◆ Textausschnitt ◆
Die Caritas drängt zu einem anderen Blick auf das Alter

Experten mit Erfahrung

Der Deutsche Caritasverband hat Gesellschaft und Medien zu einer positiveren Sicht auf das Alter aufgerufen. Aktuelle Debatten zum Leben im Alter seien "verkürzt und oft mit negativen Vorzeichen behaftet", sagte Caritas-Präsident Peter Neher am Dienstag in Berlin. Dabei biete sich angesichts der demografischen Entwicklung noch eine Fülle an Möglichkeiten, Potenziale alter Menschen zu nutzen. Kommunen und auch Kirchengemeinden müssten auf die Bedürfnisse älterer Menschen eingehen.

 (DR)

Nun macht Oskar Jura noch einmal Karriere. «Ich bin schon ein bisschen stolz, dass ich mit 85 noch einmal für Fotografen vor die Kamera gehen durfte», sagt er. Nach bald einem halben Jahrhundert steht der in einem Berliner Caritas-Altersheim lebende gebürtige Schlesier noch einmal als Model vor der Kamera. Damals, als junger Mann, posierte er für seinen Arbeitgeber Gillette bei einer bundesweiten Werbekampagne, künftig lächelt er bundesweit für die Caritas von Plakatwänden. Sie illustriert damit ihr Jahresthema «Experten fürs Leben» und möchte die Gesellschaft zu einem neuen Blick auf ältere Menschen ermuntern.

Anmerkungen zu Seitenelementen:
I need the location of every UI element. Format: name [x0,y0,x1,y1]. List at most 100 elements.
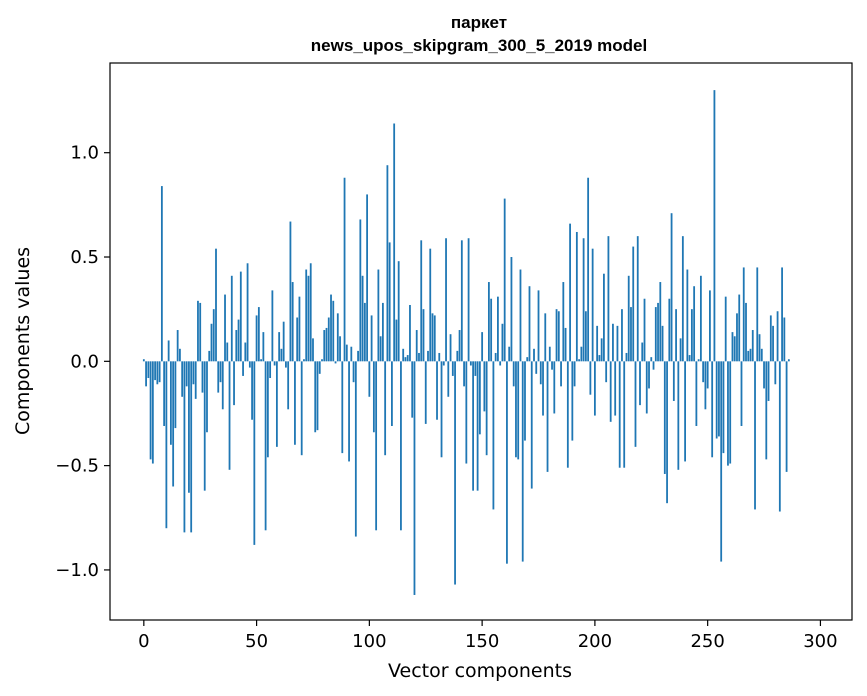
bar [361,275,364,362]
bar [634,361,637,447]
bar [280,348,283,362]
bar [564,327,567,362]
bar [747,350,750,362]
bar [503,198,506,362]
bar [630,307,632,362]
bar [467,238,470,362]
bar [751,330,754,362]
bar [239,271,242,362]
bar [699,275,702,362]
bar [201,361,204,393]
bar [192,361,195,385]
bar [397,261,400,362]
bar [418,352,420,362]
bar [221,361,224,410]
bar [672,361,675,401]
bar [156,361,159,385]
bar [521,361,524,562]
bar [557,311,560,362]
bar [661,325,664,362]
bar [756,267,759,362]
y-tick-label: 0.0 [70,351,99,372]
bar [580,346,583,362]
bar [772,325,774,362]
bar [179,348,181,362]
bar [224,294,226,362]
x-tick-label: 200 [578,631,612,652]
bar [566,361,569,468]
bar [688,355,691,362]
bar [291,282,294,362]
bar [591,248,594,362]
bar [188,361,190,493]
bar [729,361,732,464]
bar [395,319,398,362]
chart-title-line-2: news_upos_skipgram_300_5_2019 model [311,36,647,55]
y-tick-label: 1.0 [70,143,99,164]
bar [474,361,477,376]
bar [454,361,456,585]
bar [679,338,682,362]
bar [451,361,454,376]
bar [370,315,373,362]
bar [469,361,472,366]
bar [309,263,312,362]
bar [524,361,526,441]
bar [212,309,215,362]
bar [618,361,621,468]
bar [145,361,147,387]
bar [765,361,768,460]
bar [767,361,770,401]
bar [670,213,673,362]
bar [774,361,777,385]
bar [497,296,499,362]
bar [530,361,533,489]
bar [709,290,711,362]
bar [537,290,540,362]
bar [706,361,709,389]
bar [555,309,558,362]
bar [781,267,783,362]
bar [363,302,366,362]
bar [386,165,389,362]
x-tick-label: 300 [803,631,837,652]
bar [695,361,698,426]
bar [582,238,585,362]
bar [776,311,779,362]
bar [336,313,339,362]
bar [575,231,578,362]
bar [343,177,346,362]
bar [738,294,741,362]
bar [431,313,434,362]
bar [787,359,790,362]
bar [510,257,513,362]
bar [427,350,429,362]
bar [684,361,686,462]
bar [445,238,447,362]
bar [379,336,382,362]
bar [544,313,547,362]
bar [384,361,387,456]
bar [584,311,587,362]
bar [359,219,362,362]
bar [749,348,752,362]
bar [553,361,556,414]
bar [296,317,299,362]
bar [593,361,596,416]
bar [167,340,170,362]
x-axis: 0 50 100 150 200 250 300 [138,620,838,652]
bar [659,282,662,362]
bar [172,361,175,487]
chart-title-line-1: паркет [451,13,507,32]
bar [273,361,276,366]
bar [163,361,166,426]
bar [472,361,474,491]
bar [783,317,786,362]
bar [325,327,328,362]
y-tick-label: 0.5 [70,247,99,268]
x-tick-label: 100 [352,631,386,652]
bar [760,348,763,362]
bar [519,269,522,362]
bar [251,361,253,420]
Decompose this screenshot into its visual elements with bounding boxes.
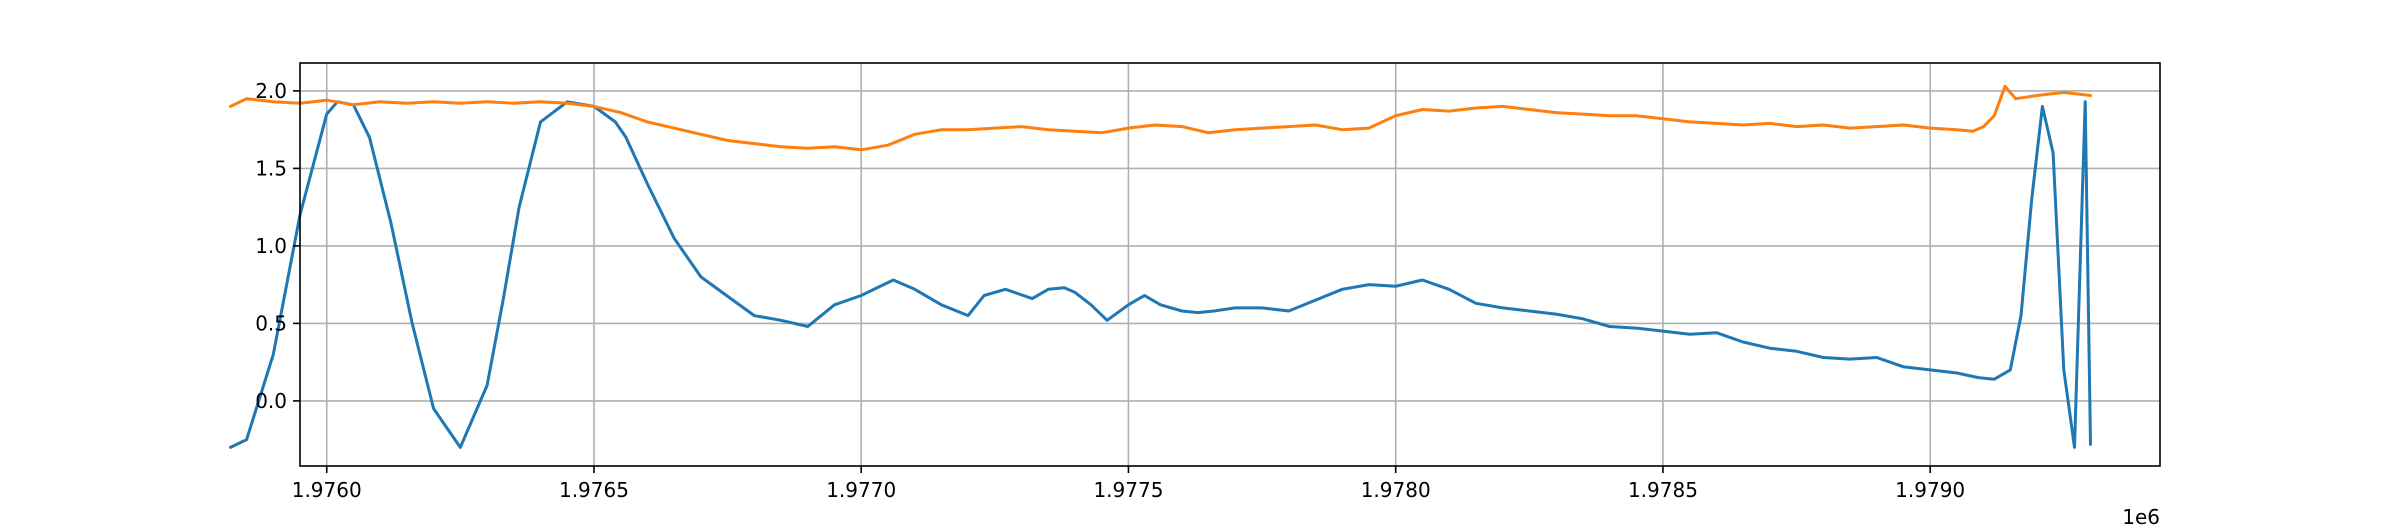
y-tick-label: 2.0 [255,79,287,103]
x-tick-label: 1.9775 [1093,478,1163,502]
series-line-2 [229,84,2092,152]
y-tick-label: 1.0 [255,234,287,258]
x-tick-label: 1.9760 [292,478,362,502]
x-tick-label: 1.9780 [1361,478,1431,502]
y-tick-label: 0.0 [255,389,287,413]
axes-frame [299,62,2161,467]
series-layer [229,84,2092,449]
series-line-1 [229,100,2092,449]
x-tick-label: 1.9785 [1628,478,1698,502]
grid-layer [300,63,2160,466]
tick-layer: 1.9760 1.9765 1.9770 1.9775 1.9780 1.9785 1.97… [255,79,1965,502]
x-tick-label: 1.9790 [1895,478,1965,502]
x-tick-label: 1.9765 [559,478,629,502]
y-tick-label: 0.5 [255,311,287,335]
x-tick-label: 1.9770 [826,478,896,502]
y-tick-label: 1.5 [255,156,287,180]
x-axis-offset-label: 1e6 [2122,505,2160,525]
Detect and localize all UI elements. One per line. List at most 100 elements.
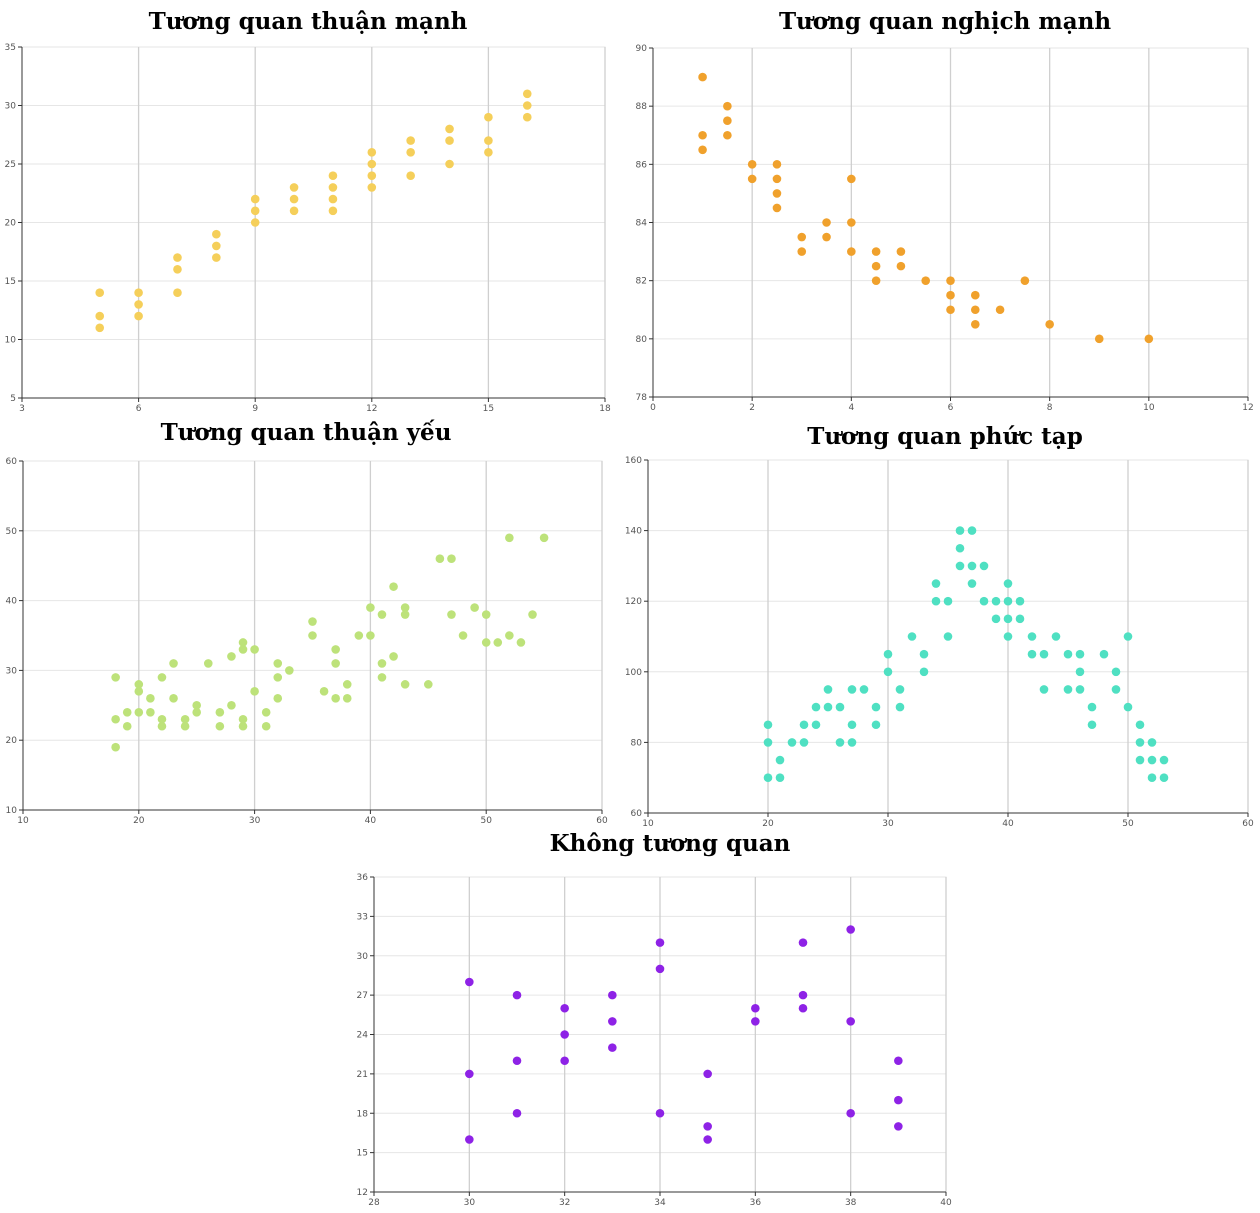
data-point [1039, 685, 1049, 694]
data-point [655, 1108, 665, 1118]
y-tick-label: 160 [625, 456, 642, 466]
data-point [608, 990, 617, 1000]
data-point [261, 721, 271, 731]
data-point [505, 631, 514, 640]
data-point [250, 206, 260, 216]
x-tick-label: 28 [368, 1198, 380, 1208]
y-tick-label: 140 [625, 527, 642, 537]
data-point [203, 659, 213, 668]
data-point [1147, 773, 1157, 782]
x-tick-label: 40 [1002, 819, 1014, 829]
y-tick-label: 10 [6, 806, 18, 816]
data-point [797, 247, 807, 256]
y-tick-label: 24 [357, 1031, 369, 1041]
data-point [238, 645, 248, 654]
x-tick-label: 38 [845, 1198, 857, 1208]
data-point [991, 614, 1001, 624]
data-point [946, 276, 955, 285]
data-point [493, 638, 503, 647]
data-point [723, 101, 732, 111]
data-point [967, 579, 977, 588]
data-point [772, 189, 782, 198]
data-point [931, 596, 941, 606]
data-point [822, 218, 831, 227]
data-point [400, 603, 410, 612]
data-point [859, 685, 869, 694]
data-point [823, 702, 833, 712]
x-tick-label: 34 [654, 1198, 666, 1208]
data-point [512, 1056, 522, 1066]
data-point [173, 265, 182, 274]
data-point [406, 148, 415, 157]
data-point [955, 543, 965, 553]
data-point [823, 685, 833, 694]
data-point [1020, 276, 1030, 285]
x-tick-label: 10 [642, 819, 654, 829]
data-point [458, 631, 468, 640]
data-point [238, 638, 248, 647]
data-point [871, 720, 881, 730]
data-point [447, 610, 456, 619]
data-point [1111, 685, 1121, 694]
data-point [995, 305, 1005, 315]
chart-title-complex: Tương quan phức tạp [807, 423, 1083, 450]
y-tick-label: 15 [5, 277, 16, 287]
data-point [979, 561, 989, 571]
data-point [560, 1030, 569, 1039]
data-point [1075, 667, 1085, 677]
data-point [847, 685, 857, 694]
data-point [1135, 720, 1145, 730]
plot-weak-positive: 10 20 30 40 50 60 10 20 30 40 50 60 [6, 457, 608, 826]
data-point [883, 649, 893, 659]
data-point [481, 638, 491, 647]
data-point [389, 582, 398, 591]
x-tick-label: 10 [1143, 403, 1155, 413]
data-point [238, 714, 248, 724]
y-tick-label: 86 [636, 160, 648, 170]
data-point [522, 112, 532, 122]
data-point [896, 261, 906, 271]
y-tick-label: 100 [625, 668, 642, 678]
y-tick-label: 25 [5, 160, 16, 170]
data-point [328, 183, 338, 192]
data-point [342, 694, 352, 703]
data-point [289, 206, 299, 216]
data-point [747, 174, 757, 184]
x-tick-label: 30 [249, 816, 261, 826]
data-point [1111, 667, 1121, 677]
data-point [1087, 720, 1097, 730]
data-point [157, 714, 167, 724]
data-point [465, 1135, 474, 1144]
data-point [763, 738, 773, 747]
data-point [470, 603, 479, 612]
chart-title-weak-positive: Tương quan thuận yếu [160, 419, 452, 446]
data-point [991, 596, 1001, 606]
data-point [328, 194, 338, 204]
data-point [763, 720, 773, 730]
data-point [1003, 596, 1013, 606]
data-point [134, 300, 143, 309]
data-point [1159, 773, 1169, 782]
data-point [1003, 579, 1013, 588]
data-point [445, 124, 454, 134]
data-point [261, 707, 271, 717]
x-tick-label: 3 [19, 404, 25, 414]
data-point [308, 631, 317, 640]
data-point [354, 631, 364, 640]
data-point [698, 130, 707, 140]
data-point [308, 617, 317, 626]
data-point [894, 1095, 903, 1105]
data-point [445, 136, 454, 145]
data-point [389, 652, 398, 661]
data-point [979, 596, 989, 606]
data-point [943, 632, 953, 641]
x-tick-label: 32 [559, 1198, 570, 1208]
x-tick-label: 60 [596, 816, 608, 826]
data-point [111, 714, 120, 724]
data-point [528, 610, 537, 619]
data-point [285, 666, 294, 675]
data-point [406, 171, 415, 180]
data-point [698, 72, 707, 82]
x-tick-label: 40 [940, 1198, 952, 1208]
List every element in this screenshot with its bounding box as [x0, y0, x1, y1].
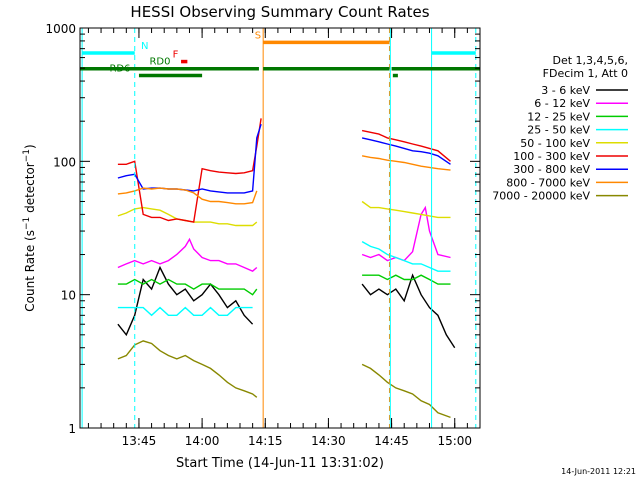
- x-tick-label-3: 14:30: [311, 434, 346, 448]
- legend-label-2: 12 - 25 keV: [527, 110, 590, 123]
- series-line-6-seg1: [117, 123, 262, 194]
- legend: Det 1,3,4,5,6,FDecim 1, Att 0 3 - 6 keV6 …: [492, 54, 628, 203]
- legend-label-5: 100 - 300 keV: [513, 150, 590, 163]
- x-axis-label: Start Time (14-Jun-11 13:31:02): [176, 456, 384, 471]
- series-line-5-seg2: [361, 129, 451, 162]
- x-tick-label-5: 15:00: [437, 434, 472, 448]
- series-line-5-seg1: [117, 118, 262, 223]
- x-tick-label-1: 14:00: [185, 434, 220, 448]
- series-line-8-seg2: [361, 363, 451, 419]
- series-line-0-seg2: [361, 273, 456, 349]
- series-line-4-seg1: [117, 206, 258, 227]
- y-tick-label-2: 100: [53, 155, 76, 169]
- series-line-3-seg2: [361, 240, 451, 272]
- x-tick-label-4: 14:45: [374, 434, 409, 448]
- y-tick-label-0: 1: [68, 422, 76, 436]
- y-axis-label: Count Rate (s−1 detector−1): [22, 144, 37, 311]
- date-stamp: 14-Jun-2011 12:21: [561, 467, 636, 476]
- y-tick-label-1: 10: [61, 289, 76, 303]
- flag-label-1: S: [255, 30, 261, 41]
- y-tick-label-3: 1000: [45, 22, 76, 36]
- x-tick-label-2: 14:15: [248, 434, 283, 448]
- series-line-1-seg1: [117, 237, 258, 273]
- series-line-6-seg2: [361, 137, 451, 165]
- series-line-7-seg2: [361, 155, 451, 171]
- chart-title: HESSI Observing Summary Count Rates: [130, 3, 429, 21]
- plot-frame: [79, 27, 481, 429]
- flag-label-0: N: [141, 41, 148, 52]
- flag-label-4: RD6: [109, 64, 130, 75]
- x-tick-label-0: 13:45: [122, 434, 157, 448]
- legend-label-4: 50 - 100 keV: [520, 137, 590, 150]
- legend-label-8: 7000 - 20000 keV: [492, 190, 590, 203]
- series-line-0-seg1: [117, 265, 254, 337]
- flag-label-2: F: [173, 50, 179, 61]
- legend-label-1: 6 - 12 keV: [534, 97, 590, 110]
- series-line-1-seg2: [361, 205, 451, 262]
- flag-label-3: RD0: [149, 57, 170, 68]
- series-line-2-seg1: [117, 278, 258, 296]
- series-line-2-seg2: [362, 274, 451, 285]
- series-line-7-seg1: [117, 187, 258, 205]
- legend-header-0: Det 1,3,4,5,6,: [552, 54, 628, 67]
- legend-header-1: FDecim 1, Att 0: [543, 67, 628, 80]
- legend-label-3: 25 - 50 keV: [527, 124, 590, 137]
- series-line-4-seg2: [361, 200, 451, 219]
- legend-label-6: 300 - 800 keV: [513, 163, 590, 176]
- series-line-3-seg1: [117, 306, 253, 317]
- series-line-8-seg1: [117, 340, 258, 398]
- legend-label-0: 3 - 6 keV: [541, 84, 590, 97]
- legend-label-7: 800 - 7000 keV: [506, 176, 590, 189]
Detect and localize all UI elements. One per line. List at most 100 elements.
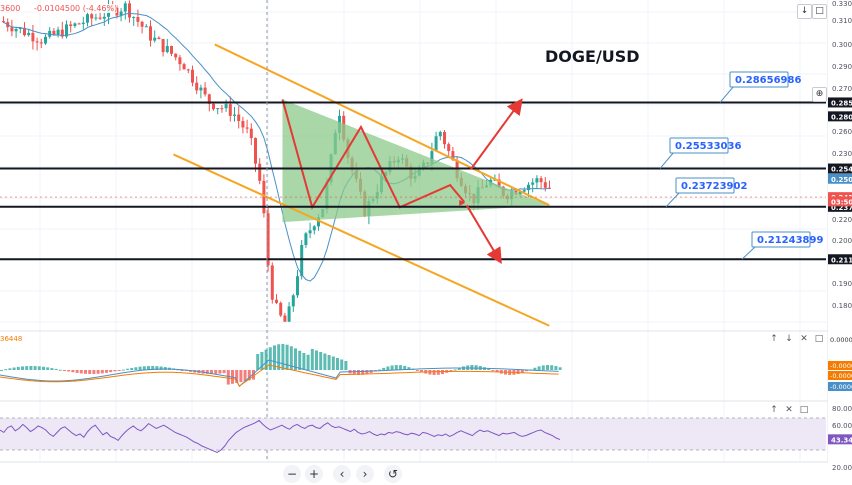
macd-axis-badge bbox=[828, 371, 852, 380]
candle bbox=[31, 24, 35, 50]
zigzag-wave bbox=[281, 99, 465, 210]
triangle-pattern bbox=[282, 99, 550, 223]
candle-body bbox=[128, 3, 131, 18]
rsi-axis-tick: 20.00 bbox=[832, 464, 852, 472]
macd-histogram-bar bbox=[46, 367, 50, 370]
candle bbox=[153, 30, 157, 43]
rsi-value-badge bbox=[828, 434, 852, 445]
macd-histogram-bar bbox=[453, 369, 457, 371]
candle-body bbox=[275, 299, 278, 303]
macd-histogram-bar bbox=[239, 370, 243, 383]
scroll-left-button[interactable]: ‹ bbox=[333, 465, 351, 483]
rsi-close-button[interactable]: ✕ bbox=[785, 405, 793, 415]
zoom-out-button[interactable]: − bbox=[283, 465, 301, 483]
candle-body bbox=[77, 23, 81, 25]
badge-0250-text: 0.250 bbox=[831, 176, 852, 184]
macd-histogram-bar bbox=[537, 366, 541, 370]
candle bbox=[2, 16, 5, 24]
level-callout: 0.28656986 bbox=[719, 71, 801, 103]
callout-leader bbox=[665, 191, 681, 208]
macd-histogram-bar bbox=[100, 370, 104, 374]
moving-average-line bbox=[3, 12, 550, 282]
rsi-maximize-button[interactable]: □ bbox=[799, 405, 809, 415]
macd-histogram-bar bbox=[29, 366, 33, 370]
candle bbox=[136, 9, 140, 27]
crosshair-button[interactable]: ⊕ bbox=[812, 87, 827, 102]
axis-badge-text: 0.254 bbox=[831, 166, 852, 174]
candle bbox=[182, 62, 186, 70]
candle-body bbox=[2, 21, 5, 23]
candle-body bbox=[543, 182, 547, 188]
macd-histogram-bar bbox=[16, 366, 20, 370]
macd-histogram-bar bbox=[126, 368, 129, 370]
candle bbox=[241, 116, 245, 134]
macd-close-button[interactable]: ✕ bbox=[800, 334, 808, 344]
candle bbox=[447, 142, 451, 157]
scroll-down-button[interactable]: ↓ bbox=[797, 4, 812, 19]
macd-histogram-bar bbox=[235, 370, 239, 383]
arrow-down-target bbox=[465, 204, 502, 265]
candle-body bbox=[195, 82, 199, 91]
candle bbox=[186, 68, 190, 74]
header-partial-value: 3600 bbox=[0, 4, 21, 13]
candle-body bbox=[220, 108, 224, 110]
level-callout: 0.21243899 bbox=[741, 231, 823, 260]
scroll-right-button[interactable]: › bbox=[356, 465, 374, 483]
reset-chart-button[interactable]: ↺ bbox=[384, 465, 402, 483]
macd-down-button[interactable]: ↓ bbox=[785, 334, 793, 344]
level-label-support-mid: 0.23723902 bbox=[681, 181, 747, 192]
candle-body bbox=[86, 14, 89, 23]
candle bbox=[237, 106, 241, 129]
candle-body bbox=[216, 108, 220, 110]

◆ Auftrag 1 ◆
Für welches Unternehmen posierte Oskar Jura laut dem Textausschnitt als junger Mann in einer bundesweiten Werbekampagne?
◆ Auftrag 2 ◆
Schreib aus dem Textausschnitt alles ab „Experten mit Erfahrung“ bis hinunter zu „älterer Menschen eingehen.“ wortgetreu ab.

◆ Erwartete Ausgabe 1 ◆
Für seinen Arbeitgeber Gillette.

◆ Erwartete Ausgabe 2 ◆
Experten mit Erfahrung

Der Deutsche Caritasverband hat Gesellschaft und Medien zu einer positiveren Sicht auf das Alter aufgerufen. Aktuelle Debatten zum Leben im Alter seien "verkürzt und oft mit negativen Vorzeichen behaftet", sagte Caritas-Präsident Peter Neher am Dienstag in Berlin. Dabei biete sich angesichts der demografischen Entwicklung noch eine Fülle an Möglichkeiten, Potenziale alter Menschen zu nutzen. Kommunen und auch Kirchengemeinden müssten auf die Bedürfnisse älterer Menschen eingehen.